__DO THIS__. Where a line in the listing below contains the word "JSON", copy that line.

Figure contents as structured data
>>>>>

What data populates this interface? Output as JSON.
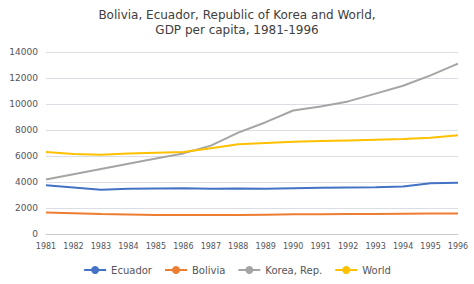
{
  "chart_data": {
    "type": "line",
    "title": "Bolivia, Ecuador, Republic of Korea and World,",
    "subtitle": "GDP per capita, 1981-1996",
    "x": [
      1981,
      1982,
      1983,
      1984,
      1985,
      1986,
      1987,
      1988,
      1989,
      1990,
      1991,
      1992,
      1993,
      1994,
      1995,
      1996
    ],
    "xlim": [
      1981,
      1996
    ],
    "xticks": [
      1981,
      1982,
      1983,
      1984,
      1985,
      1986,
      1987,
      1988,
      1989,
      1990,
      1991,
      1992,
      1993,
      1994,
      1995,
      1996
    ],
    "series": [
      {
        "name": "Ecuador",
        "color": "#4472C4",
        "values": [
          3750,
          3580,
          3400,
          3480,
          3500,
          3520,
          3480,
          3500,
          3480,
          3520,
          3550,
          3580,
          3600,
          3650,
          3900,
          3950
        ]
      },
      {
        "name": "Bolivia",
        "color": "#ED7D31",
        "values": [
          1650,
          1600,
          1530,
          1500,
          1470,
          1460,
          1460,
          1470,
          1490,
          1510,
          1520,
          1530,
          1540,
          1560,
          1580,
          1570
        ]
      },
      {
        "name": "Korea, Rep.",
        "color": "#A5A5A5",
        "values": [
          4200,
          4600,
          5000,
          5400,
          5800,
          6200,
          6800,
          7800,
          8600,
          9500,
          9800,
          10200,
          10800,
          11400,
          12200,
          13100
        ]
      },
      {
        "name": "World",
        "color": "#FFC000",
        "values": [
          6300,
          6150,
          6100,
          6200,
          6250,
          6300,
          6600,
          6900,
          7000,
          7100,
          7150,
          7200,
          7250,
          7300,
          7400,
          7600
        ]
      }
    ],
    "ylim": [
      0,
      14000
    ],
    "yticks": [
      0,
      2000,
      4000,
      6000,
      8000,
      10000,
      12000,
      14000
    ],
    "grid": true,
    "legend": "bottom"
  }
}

<<<<<
>>>>>

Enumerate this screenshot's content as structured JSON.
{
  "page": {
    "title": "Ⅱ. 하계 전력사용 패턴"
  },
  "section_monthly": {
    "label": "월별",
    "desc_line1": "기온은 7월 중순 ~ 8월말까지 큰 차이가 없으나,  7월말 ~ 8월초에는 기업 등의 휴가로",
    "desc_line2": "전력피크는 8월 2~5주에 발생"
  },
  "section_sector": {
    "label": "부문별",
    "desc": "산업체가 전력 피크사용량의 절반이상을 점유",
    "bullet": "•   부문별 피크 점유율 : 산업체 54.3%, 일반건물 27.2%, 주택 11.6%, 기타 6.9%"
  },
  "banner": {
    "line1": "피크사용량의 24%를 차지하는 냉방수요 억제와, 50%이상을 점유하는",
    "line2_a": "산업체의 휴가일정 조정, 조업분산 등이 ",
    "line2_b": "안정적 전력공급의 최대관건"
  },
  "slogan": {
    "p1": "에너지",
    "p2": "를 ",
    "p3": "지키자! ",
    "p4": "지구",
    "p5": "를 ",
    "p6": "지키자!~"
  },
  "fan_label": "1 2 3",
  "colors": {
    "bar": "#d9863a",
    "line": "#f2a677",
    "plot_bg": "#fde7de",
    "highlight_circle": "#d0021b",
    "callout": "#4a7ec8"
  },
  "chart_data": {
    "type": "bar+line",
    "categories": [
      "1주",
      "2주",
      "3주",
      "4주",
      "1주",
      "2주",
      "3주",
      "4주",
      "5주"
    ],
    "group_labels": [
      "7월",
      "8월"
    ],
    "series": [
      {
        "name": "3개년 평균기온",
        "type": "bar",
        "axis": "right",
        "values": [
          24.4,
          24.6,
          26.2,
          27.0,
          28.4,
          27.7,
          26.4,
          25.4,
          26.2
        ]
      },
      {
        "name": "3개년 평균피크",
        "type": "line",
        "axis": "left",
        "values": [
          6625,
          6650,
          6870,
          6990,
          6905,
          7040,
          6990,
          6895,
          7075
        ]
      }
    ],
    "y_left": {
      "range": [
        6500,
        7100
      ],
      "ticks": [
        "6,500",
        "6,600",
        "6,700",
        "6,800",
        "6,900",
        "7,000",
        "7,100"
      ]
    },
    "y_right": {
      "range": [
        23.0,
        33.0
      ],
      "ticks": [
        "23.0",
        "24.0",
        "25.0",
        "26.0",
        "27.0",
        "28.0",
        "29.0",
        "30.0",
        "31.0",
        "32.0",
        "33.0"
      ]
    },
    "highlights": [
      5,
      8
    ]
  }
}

<<<<<

__OUTPUT FOR THIS EXERCISE__.
What data populates this interface? Output as JSON.
Enumerate this screenshot's content as structured JSON.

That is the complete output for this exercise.